[EXCERPT TO READ]:
_____

The in basket: Linda Verbon, visiting her Bremerton family from Las Vegas, worries that if the grimmest predictions about backups on I-5 from the freeway work in downtown Seattle the next 2 1/2 weeks come true, that she might have trouble getting to Sea-Tac Airport next week. She asks how a person can make sure to make their flight during the road work.
The in basket: Linda Verbon, visiting her Bremerton family from Las
Vegas, worries that if the grimmest predictions about backups on
I-5 from the freeway work in downtown Seattle the next 2 1/2 weeks
come true, that she might have trouble getting to Sea-Tac Airport
to fly home next week. She asks how a person can make sure to make
their flight during the road work.
The out basket: Leave for the airport earlier than usual is the
predictable advice both from the airport and Kitsap Airporter,
which says it won’t make any adjustments in its schedules unless
the work proves to be an actual problem for it.
If the backups from the road work don’t extend to Tacoma, as some
pessimists have suggested might happen, there might be no problems
at all for the Airporter or anyone else driving to the airport.
One major source of delay on those trips was eliminated with the
opening of the new Tacoma Narrows Bridge.
For those who don’t want to take a chance going north to the
airport, there are several options for going south from downtown
Seattle or Fauntleroy, where the state ferries land.
They are all rounded up on an online Web site provide by the
airport, which is
www.portseattle.org/seatac/ground/groundrates.shtml.
The options include taxis, limousines, Metro public transit, Gray
Line Airport Express, Seattle Airline Airporter and Shuttle
Express, which have rates ranging from $1.25 for an off-peak-hour
ride to the airport on Metro to up to maybe $50 for a taxi or limo
ride, the price of which depends on how long the trip takes.

_____

In the column on reaching Sea-Tac Airport during the freeway work, what advice do both the airport and Kitsap Airporter give? The items after this column are separate material with no tie to it.

_____

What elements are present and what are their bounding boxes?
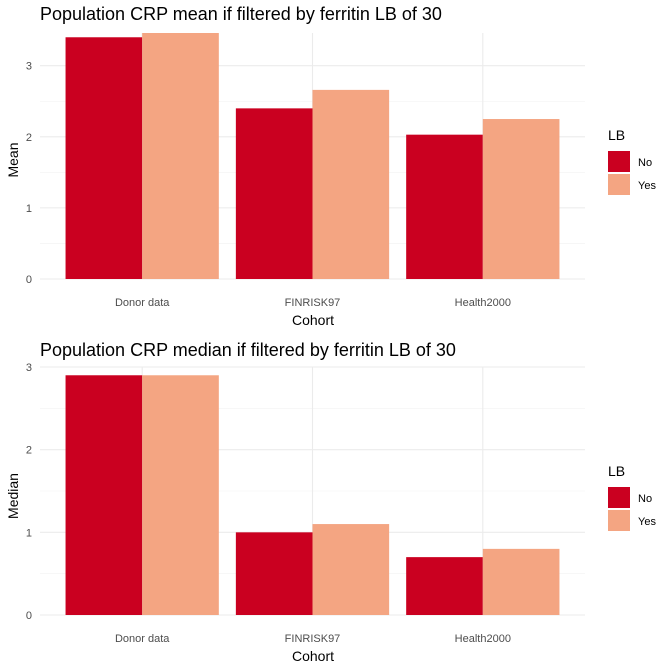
median-chart-x-axis-title: Cohort (292, 648, 334, 664)
mean-chart-legend: LB No Yes (608, 127, 656, 195)
y-tick-label: 0 (26, 610, 32, 622)
legend-key-yes (608, 174, 630, 195)
bar-no-health2000 (406, 134, 483, 279)
x-tick-label: Donor data (115, 633, 170, 645)
median-chart-x-ticks: Donor data FINRISK97 Health2000 (115, 633, 511, 645)
legend-title: LB (608, 127, 625, 143)
bar-yes-donor-data (142, 33, 219, 279)
median-chart-bars (65, 375, 560, 615)
y-tick-label: 1 (26, 203, 32, 215)
median-chart-y-ticks: 0 1 2 3 (26, 362, 32, 622)
bar-no-donor-data (65, 37, 143, 279)
bar-no-finrisk97 (235, 532, 313, 615)
x-tick-label: Health2000 (455, 297, 511, 309)
mean-chart-bars (65, 33, 560, 279)
bar-yes-donor-data (142, 375, 219, 615)
median-chart-y-axis-title: Median (5, 473, 21, 519)
mean-chart-title: Population CRP mean if filtered by ferri… (40, 4, 442, 24)
x-tick-label: Health2000 (455, 633, 511, 645)
legend-title: LB (608, 463, 625, 479)
legend-label-no: No (638, 493, 652, 505)
bar-yes-finrisk97 (312, 524, 390, 615)
x-tick-label: Donor data (115, 297, 170, 309)
y-tick-label: 2 (26, 445, 32, 457)
y-tick-label: 1 (26, 527, 32, 539)
legend-label-yes: Yes (638, 180, 656, 192)
mean-chart-y-ticks: 0 1 2 3 (26, 61, 32, 286)
mean-chart: Population CRP mean if filtered by ferri… (5, 4, 656, 328)
bar-no-health2000 (406, 557, 483, 615)
mean-chart-y-axis-title: Mean (5, 142, 21, 177)
bar-yes-health2000 (482, 119, 560, 279)
mean-chart-x-ticks: Donor data FINRISK97 Health2000 (115, 297, 511, 309)
y-tick-label: 3 (26, 362, 32, 374)
legend-label-yes: Yes (638, 516, 656, 528)
x-tick-label: FINRISK97 (285, 297, 341, 309)
bar-yes-health2000 (482, 548, 560, 615)
median-chart-title: Population CRP median if filtered by fer… (40, 340, 456, 360)
median-chart-legend: LB No Yes (608, 463, 656, 531)
y-tick-label: 2 (26, 132, 32, 144)
legend-key-no (608, 151, 630, 172)
y-tick-label: 0 (26, 274, 32, 286)
legend-key-yes (608, 510, 630, 531)
y-tick-label: 3 (26, 61, 32, 73)
median-chart: Population CRP median if filtered by fer… (5, 340, 656, 664)
legend-label-no: No (638, 157, 652, 169)
x-tick-label: FINRISK97 (285, 633, 341, 645)
bar-yes-finrisk97 (312, 89, 390, 279)
legend-key-no (608, 487, 630, 508)
mean-chart-x-axis-title: Cohort (292, 312, 334, 328)
bar-no-donor-data (65, 375, 143, 615)
bar-no-finrisk97 (235, 108, 313, 279)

_____

[WRITTEN RESPONSE]:
Leave for the airport earlier than usual.